INSTRUCTION
Search the entries for the word "config" and pull out each line that has it.

THE RECORDS
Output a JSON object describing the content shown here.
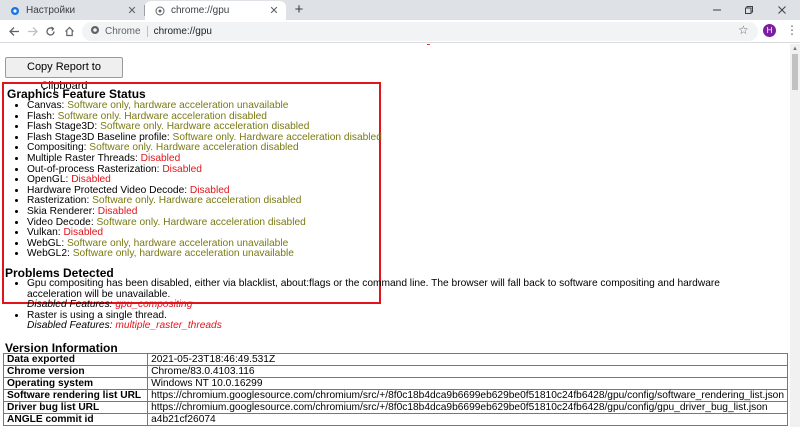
{
  "browser": {
    "tabs": [
      {
        "title": "Настройки",
        "icon": "gear-icon",
        "active": false
      },
      {
        "title": "chrome://gpu",
        "icon": "globe-icon",
        "active": true
      }
    ],
    "omnibox": {
      "chip": "Chrome",
      "url": "chrome://gpu"
    },
    "avatar_letter": "H",
    "avatar_color": "#7b1fa2"
  },
  "page": {
    "copy_button": "Copy Report to Clipboard",
    "feature_status": {
      "title": "Graphics Feature Status",
      "items": [
        {
          "name": "Canvas: ",
          "value": "Software only, hardware acceleration unavailable",
          "tone": "olive"
        },
        {
          "name": "Flash: ",
          "value": "Software only. Hardware acceleration disabled",
          "tone": "olive"
        },
        {
          "name": "Flash Stage3D: ",
          "value": "Software only. Hardware acceleration disabled",
          "tone": "olive"
        },
        {
          "name": "Flash Stage3D Baseline profile: ",
          "value": "Software only. Hardware acceleration disabled",
          "tone": "olive"
        },
        {
          "name": "Compositing: ",
          "value": "Software only. Hardware acceleration disabled",
          "tone": "olive"
        },
        {
          "name": "Multiple Raster Threads: ",
          "value": "Disabled",
          "tone": "red"
        },
        {
          "name": "Out-of-process Rasterization: ",
          "value": "Disabled",
          "tone": "red"
        },
        {
          "name": "OpenGL: ",
          "value": "Disabled",
          "tone": "red"
        },
        {
          "name": "Hardware Protected Video Decode: ",
          "value": "Disabled",
          "tone": "red"
        },
        {
          "name": "Rasterization: ",
          "value": "Software only. Hardware acceleration disabled",
          "tone": "olive"
        },
        {
          "name": "Skia Renderer: ",
          "value": "Disabled",
          "tone": "red"
        },
        {
          "name": "Video Decode: ",
          "value": "Software only. Hardware acceleration disabled",
          "tone": "olive"
        },
        {
          "name": "Vulkan: ",
          "value": "Disabled",
          "tone": "red"
        },
        {
          "name": "WebGL: ",
          "value": "Software only, hardware acceleration unavailable",
          "tone": "olive"
        },
        {
          "name": "WebGL2: ",
          "value": "Software only, hardware acceleration unavailable",
          "tone": "olive"
        }
      ]
    },
    "problems": {
      "title": "Problems Detected",
      "items": [
        {
          "text": "Gpu compositing has been disabled, either via blacklist, about:flags or the command line. The browser will fall back to software compositing and hardware acceleration will be unavailable.",
          "features_label": "Disabled Features: ",
          "features": "gpu_compositing"
        },
        {
          "text": "Raster is using a single thread.",
          "features_label": "Disabled Features: ",
          "features": "multiple_raster_threads"
        }
      ]
    },
    "version": {
      "title": "Version Information",
      "rows": [
        {
          "key": "Data exported",
          "value": "2021-05-23T18:46:49.531Z"
        },
        {
          "key": "Chrome version",
          "value": "Chrome/83.0.4103.116"
        },
        {
          "key": "Operating system",
          "value": "Windows NT 10.0.16299"
        },
        {
          "key": "Software rendering list URL",
          "value": "https://chromium.googlesource.com/chromium/src/+/8f0c18b4dca9b6699eb629be0f51810c24fb6428/gpu/config/software_rendering_list.json"
        },
        {
          "key": "Driver bug list URL",
          "value": "https://chromium.googlesource.com/chromium/src/+/8f0c18b4dca9b6699eb629be0f51810c24fb6428/gpu/config/gpu_driver_bug_list.json"
        },
        {
          "key": "ANGLE commit id",
          "value": "a4b21cf26074"
        }
      ]
    }
  },
  "colors": {
    "accent_red": "#e0151b",
    "olive": "#7a7a14"
  }
}
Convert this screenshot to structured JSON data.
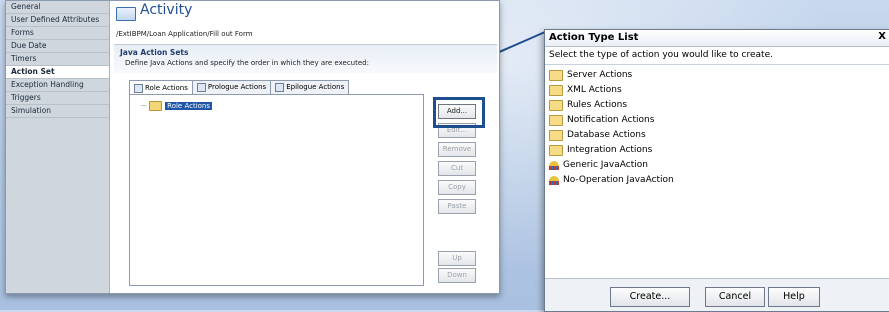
{
  "left_panel": {
    "nav_items": [
      "General",
      "User Defined Attributes",
      "Forms",
      "Due Date",
      "Timers",
      "Action Set",
      "Exception Handling",
      "Triggers",
      "Simulation"
    ],
    "selected_nav": "Action Set",
    "title": "Activity",
    "breadcrumb": "/ExtIBPM/Loan Application/Fill out Form",
    "section_title": "Java Action Sets",
    "section_desc": "Define Java Actions and specify the order in which they are executed:",
    "tabs": [
      "Role Actions",
      "Prologue Actions",
      "Epilogue Actions"
    ],
    "tree_item": "Role Actions",
    "buttons": {
      "add": "Add...",
      "edit": "Edit...",
      "remove": "Remove",
      "cut": "Cut",
      "copy": "Copy",
      "paste": "Paste",
      "up": "Up",
      "down": "Down"
    }
  },
  "dialog": {
    "title": "Action Type List",
    "close": "X",
    "instruction": "Select the type of action you would like to create.",
    "items": [
      {
        "label": "Server Actions",
        "icon": "folder-icon"
      },
      {
        "label": "XML Actions",
        "icon": "folder-icon"
      },
      {
        "label": "Rules Actions",
        "icon": "folder-icon"
      },
      {
        "label": "Notification Actions",
        "icon": "folder-icon"
      },
      {
        "label": "Database Actions",
        "icon": "folder-icon"
      },
      {
        "label": "Integration Actions",
        "icon": "folder-icon"
      },
      {
        "label": "Generic JavaAction",
        "icon": "java-action-icon"
      },
      {
        "label": "No-Operation JavaAction",
        "icon": "java-action-icon"
      }
    ],
    "buttons": {
      "create": "Create...",
      "cancel": "Cancel",
      "help": "Help"
    }
  },
  "colors": {
    "accent": "#1d4f8f",
    "title_blue": "#1f4e96",
    "background": "#b6cbe6"
  }
}
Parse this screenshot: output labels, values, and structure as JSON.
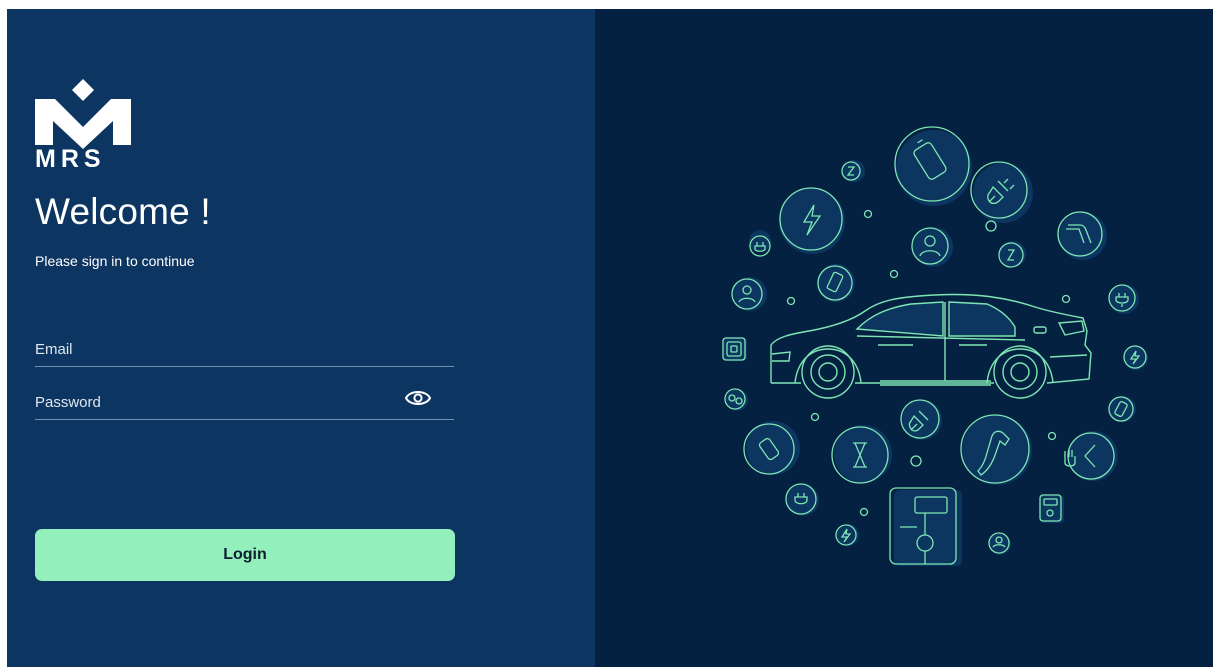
{
  "brand": {
    "logo_text": "MRS"
  },
  "login": {
    "heading": "Welcome !",
    "subtitle": "Please sign in to continue",
    "email": {
      "placeholder": "Email",
      "value": ""
    },
    "password": {
      "placeholder": "Password",
      "value": ""
    },
    "submit_label": "Login"
  },
  "theme": {
    "left_panel": "#0d3561",
    "right_panel": "#052142",
    "accent": "#93efbc",
    "line_art": "#7ee6b4"
  },
  "illustration": {
    "subject": "electric car surrounded by EV charging icons",
    "icons": [
      "battery-icon",
      "lightning-icon",
      "plug-icon",
      "user-icon",
      "hourglass-icon",
      "charger-nozzle-icon",
      "charging-station-icon",
      "nfc-card-icon",
      "car-icon"
    ]
  }
}
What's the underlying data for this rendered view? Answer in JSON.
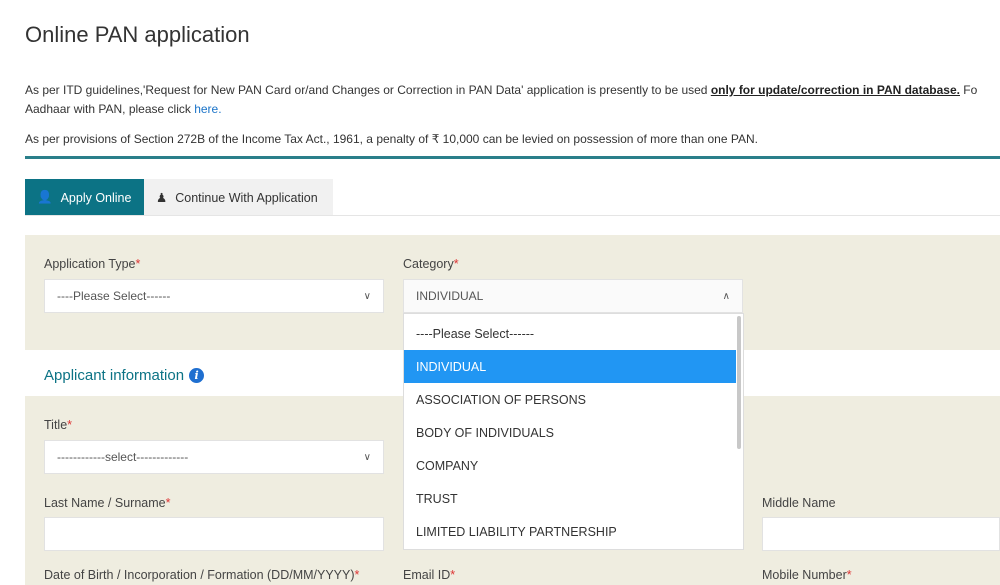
{
  "title": "Online PAN application",
  "notice": {
    "line1_pre": "As per ITD guidelines,'Request for New PAN Card or/and Changes or Correction in PAN Data' application is presently to be used ",
    "line1_bold": "only for update/correction in PAN database.",
    "line1_post": " Fo",
    "line2_pre": "Aadhaar with PAN, please click ",
    "line2_link": "here.",
    "penalty": "As per provisions of Section 272B of the Income Tax Act., 1961, a penalty of ₹ 10,000 can be levied on possession of more than one PAN."
  },
  "tabs": [
    {
      "label": "Apply Online",
      "icon": "user-add-icon",
      "active": true
    },
    {
      "label": "Continue With Application",
      "icon": "user-form-icon",
      "active": false
    }
  ],
  "form": {
    "application_type": {
      "label": "Application Type",
      "value": "----Please Select------"
    },
    "category": {
      "label": "Category",
      "value": "INDIVIDUAL",
      "options": [
        "----Please Select------",
        "INDIVIDUAL",
        "ASSOCIATION OF PERSONS",
        "BODY OF INDIVIDUALS",
        "COMPANY",
        "TRUST",
        "LIMITED LIABILITY PARTNERSHIP"
      ],
      "selected": "INDIVIDUAL"
    },
    "section_title": "Applicant information",
    "title_field": {
      "label": "Title",
      "value": "------------select-------------"
    },
    "last_name": {
      "label": "Last Name / Surname"
    },
    "middle_name": {
      "label": "Middle Name"
    },
    "dob": {
      "label": "Date of Birth / Incorporation / Formation (DD/MM/YYYY)"
    },
    "email": {
      "label": "Email ID"
    },
    "mobile": {
      "label": "Mobile Number"
    },
    "required_mark": "*"
  },
  "colors": {
    "accent": "#0c7385",
    "highlight": "#2196f3",
    "panel": "#efede0"
  }
}
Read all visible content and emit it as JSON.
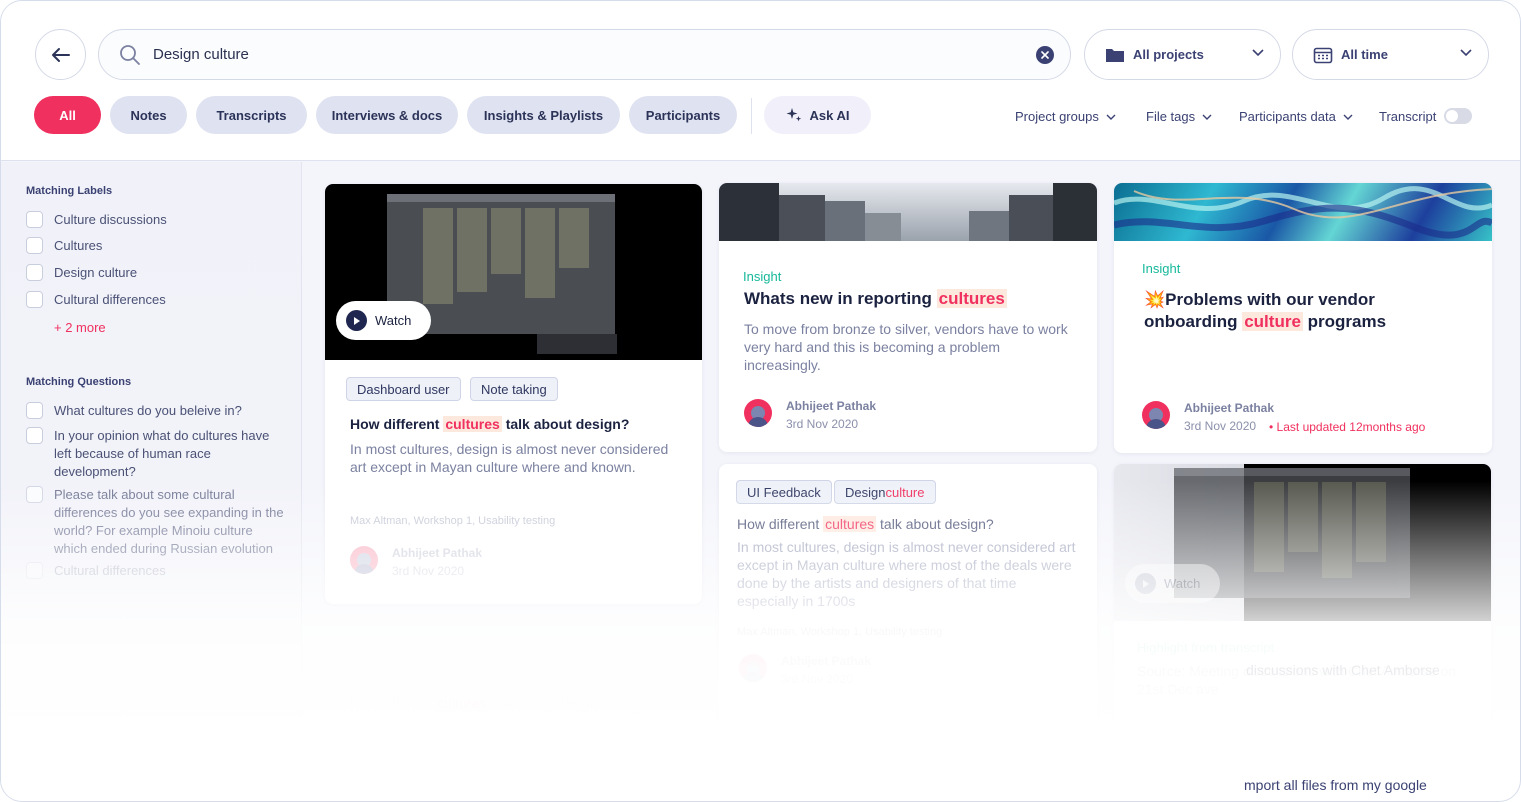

RESULT FOR THIS TASK
          "value": "https://chromium.googlesource.com/chromium/src/+/8f0c18b4dca9b6699eb629be0f51810c24fb6428/gpu/config/software_rendering_list.json"
          "value": "https://chromium.googlesource.com/chromium/src/+/8f0c18b4dca9b6699eb629be0f51810c24fb6428/gpu/config/gpu_driver_bug_list.json"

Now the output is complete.